Copy the data precisely, character for character, and leave out every picture.

Data records
= = = = =
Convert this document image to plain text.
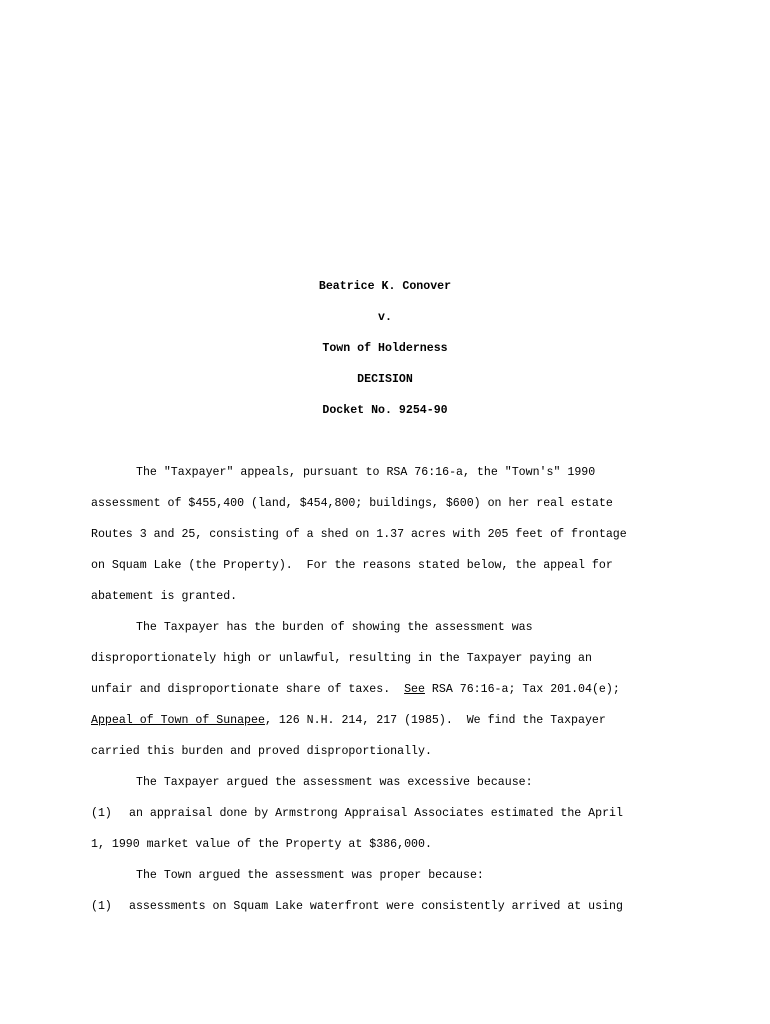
Beatrice K. Conover
v.
Town of Holderness
DECISION
Docket No. 9254-90
The "Taxpayer" appeals, pursuant to RSA 76:16-a, the "Town's" 1990
assessment of $455,400 (land, $454,800; buildings, $600) on her real estate
Routes 3 and 25, consisting of a shed on 1.37 acres with 205 feet of frontage
on Squam Lake (the Property).  For the reasons stated below, the appeal for
abatement is granted.
The Taxpayer has the burden of showing the assessment was
disproportionately high or unlawful, resulting in the Taxpayer paying an
unfair and disproportionate share of taxes.  See RSA 76:16-a; Tax 201.04(e);
Appeal of Town of Sunapee, 126 N.H. 214, 217 (1985).  We find the Taxpayer
carried this burden and proved disproportionally.
The Taxpayer argued the assessment was excessive because:
(1) an appraisal done by Armstrong Appraisal Associates estimated the April
1, 1990 market value of the Property at $386,000.
The Town argued the assessment was proper because:
(1) assessments on Squam Lake waterfront were consistently arrived at using
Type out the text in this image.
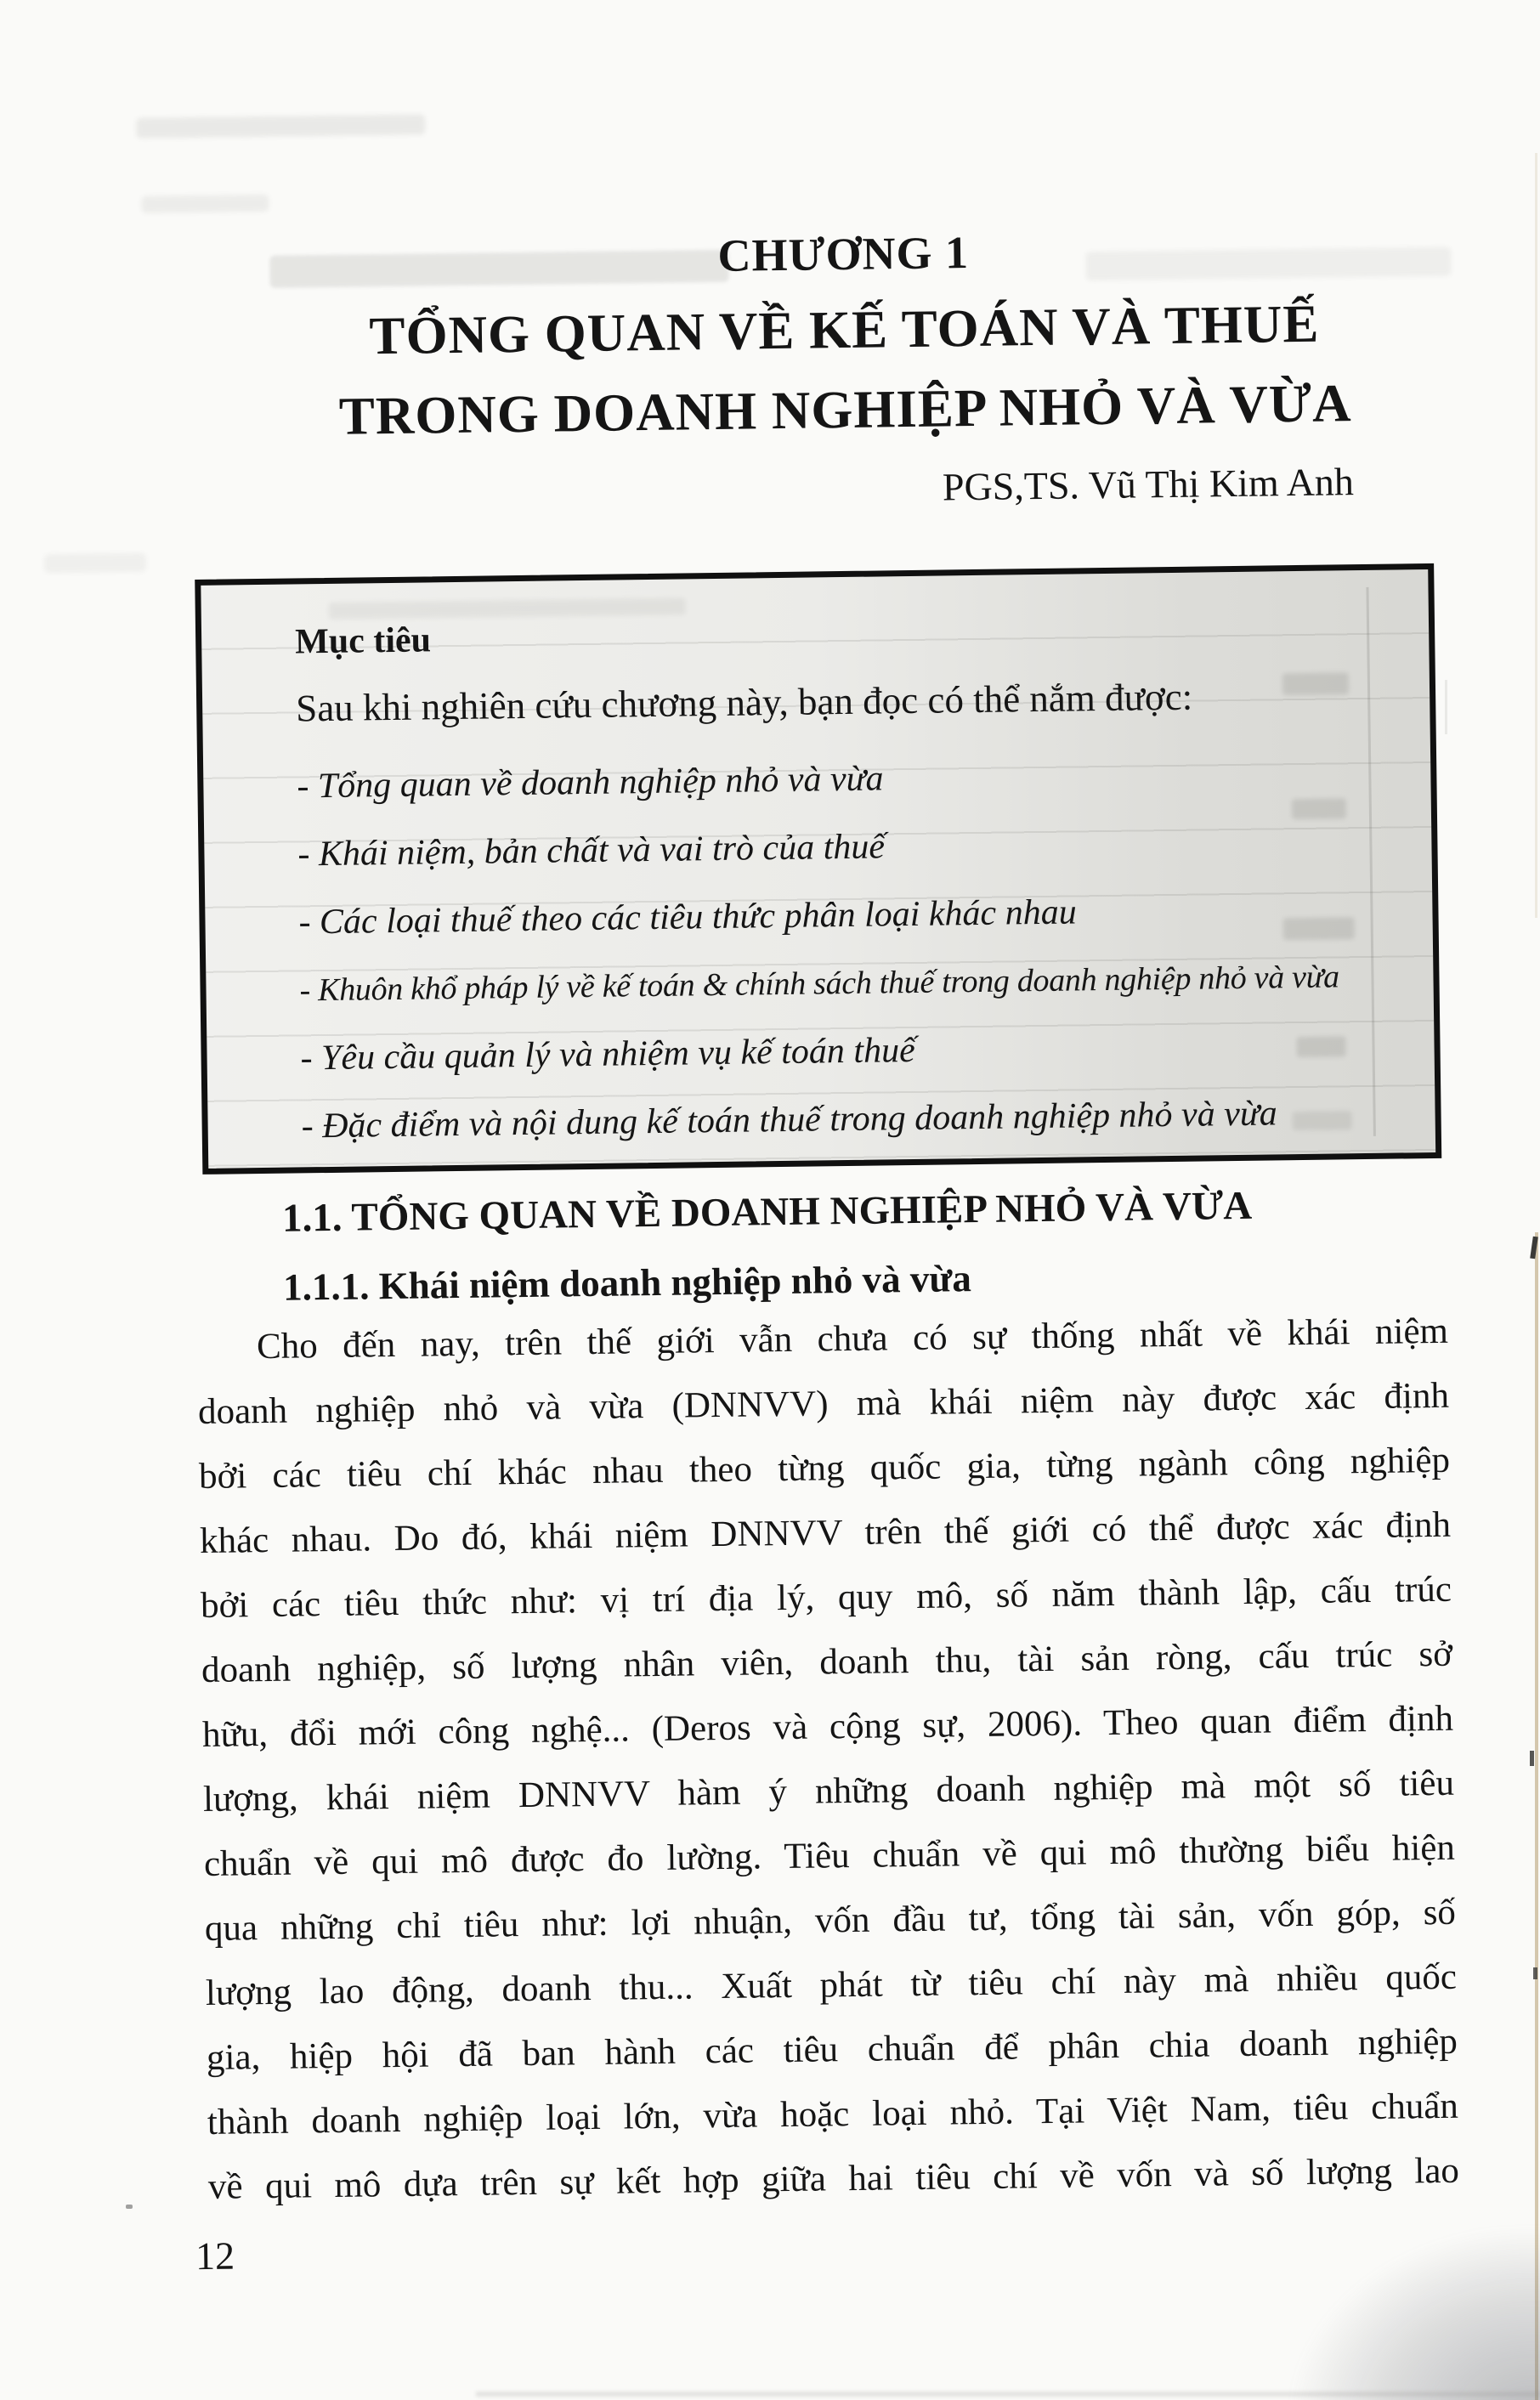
CHƯƠNG 1
TỔNG QUAN VỀ KẾ TOÁN VÀ THUẾ
TRONG DOANH NGHIỆP NHỎ VÀ VỪA
PGS,TS. Vũ Thị Kim Anh
Mục tiêu
Sau khi nghiên cứu chương này, bạn đọc có thể nắm được:
- Tổng quan về doanh nghiệp nhỏ và vừa
- Khái niệm, bản chất và vai trò của thuế
- Các loại thuế theo các tiêu thức phân loại khác nhau
- Khuôn khổ pháp lý về kế toán & chính sách thuế trong doanh nghiệp nhỏ và vừa
- Yêu cầu quản lý và nhiệm vụ kế toán thuế
- Đặc điểm và nội dung kế toán thuế trong doanh nghiệp nhỏ và vừa
1.1. TỔNG QUAN VỀ DOANH NGHIỆP NHỎ VÀ VỪA
1.1.1. Khái niệm doanh nghiệp nhỏ và vừa
Cho đến nay, trên thế giới vẫn chưa có sự thống nhất về khái niệm
doanh nghiệp nhỏ và vừa (DNNVV) mà khái niệm này được xác định
bởi các tiêu chí khác nhau theo từng quốc gia, từng ngành công nghiệp
khác nhau. Do đó, khái niệm DNNVV trên thế giới có thể được xác định
bởi các tiêu thức như: vị trí địa lý, quy mô, số năm thành lập, cấu trúc
doanh nghiệp, số lượng nhân viên, doanh thu, tài sản ròng, cấu trúc sở
hữu, đổi mới công nghệ... (Deros và cộng sự, 2006). Theo quan điểm định
lượng, khái niệm DNNVV hàm ý những doanh nghiệp mà một số tiêu
chuẩn về qui mô được đo lường. Tiêu chuẩn về qui mô thường biểu hiện
qua những chỉ tiêu như: lợi nhuận, vốn đầu tư, tổng tài sản, vốn góp, số
lượng lao động, doanh thu... Xuất phát từ tiêu chí này mà nhiều quốc
gia, hiệp hội đã ban hành các tiêu chuẩn để phân chia doanh nghiệp
thành doanh nghiệp loại lớn, vừa hoặc loại nhỏ. Tại Việt Nam, tiêu chuẩn
về qui mô dựa trên sự kết hợp giữa hai tiêu chí về vốn và số lượng lao
12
= = = = =
Response to this exercise:
Convert this document image to plain text.
Beatrice K. Conover
v.
Town of Holderness
DECISION
Docket No. 9254-90
The "Taxpayer" appeals, pursuant to RSA 76:16-a, the "Town's" 1990
assessment of $455,400 (land, $454,800; buildings, $600) on her real estate
Routes 3 and 25, consisting of a shed on 1.37 acres with 205 feet of frontage
on Squam Lake (the Property).  For the reasons stated below, the appeal for
abatement is granted.
The Taxpayer has the burden of showing the assessment was
disproportionately high or unlawful, resulting in the Taxpayer paying an
unfair and disproportionate share of taxes.  See RSA 76:16-a; Tax 201.04(e);
Appeal of Town of Sunapee, 126 N.H. 214, 217 (1985).  We find the Taxpayer
carried this burden and proved disproportionally.
The Taxpayer argued the assessment was excessive because:
(1) an appraisal done by Armstrong Appraisal Associates estimated the April
1, 1990 market value of the Property at $386,000.
The Town argued the assessment was proper because:
(1) assessments on Squam Lake waterfront were consistently arrived at using
Type out the text in this image.
CHƯƠNG 1
TỔNG QUAN VỀ KẾ TOÁN VÀ THUẾ
TRONG DOANH NGHIỆP NHỎ VÀ VỪA
PGS,TS. Vũ Thị Kim Anh
Mục tiêu
Sau khi nghiên cứu chương này, bạn đọc có thể nắm được:
- Tổng quan về doanh nghiệp nhỏ và vừa
- Khái niệm, bản chất và vai trò của thuế
- Các loại thuế theo các tiêu thức phân loại khác nhau
- Khuôn khổ pháp lý về kế toán & chính sách thuế trong doanh nghiệp nhỏ và vừa
- Yêu cầu quản lý và nhiệm vụ kế toán thuế
- Đặc điểm và nội dung kế toán thuế trong doanh nghiệp nhỏ và vừa
1.1. TỔNG QUAN VỀ DOANH NGHIỆP NHỎ VÀ VỪA
1.1.1. Khái niệm doanh nghiệp nhỏ và vừa
Cho đến nay, trên thế giới vẫn chưa có sự thống nhất về khái niệm
doanh nghiệp nhỏ và vừa (DNNVV) mà khái niệm này được xác định
bởi các tiêu chí khác nhau theo từng quốc gia, từng ngành công nghiệp
khác nhau. Do đó, khái niệm DNNVV trên thế giới có thể được xác định
bởi các tiêu thức như: vị trí địa lý, quy mô, số năm thành lập, cấu trúc
doanh nghiệp, số lượng nhân viên, doanh thu, tài sản ròng, cấu trúc sở
hữu, đổi mới công nghệ... (Deros và cộng sự, 2006). Theo quan điểm định
lượng, khái niệm DNNVV hàm ý những doanh nghiệp mà một số tiêu
chuẩn về qui mô được đo lường. Tiêu chuẩn về qui mô thường biểu hiện
qua những chỉ tiêu như: lợi nhuận, vốn đầu tư, tổng tài sản, vốn góp, số
lượng lao động, doanh thu... Xuất phát từ tiêu chí này mà nhiều quốc
gia, hiệp hội đã ban hành các tiêu chuẩn để phân chia doanh nghiệp
thành doanh nghiệp loại lớn, vừa hoặc loại nhỏ. Tại Việt Nam, tiêu chuẩn
về qui mô dựa trên sự kết hợp giữa hai tiêu chí về vốn và số lượng lao
12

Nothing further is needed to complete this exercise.